Exercise instructions :: Reproduce the whole listing, character for character.

>> begin Records for this exercise

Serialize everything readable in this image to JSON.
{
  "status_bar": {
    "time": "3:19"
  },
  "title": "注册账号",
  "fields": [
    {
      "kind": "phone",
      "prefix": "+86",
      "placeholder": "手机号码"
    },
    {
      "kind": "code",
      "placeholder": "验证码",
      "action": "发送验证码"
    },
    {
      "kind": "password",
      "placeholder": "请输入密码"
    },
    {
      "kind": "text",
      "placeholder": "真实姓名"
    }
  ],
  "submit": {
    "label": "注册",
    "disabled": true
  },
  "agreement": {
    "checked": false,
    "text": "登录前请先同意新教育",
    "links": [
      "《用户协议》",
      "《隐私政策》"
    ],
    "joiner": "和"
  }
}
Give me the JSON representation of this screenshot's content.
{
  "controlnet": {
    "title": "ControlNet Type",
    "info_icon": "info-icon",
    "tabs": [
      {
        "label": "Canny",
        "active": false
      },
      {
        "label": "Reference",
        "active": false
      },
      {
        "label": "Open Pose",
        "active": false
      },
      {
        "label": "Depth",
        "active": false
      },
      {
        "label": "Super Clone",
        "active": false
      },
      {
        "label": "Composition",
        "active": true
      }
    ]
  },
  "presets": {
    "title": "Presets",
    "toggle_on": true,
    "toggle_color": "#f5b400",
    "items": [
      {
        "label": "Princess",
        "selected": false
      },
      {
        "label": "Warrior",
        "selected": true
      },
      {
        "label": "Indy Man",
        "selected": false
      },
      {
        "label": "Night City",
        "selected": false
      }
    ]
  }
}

>> end Records for this exercise

Solution for this task ::
Serialize everything readable in this image to JSON.
{
  "status_bar": {
    "time": "3:19"
  },
  "title": "注册账号",
  "fields": [
    {
      "kind": "phone",
      "prefix": "+86",
      "placeholder": "手机号码"
    },
    {
      "kind": "code",
      "placeholder": "验证码",
      "action": "发送验证码"
    },
    {
      "kind": "password",
      "placeholder": "请输入密码"
    },
    {
      "kind": "text",
      "placeholder": "真实姓名"
    }
  ],
  "submit": {
    "label": "注册",
    "disabled": true
  },
  "agreement": {
    "checked": false,
    "text": "登录前请先同意新教育",
    "links": [
      "《用户协议》",
      "《隐私政策》"
    ],
    "joiner": "和"
  }
}
Give me the JSON representation of this screenshot's content.
{
  "controlnet": {
    "title": "ControlNet Type",
    "info_icon": "info-icon",
    "tabs": [
      {
        "label": "Canny",
        "active": false
      },
      {
        "label": "Reference",
        "active": false
      },
      {
        "label": "Open Pose",
        "active": false
      },
      {
        "label": "Depth",
        "active": false
      },
      {
        "label": "Super Clone",
        "active": false
      },
      {
        "label": "Composition",
        "active": true
      }
    ]
  },
  "presets": {
    "title": "Presets",
    "toggle_on": true,
    "toggle_color": "#f5b400",
    "items": [
      {
        "label": "Princess",
        "selected": false
      },
      {
        "label": "Warrior",
        "selected": true
      },
      {
        "label": "Indy Man",
        "selected": false
      },
      {
        "label": "Night City",
        "selected": false
      }
    ]
  }
}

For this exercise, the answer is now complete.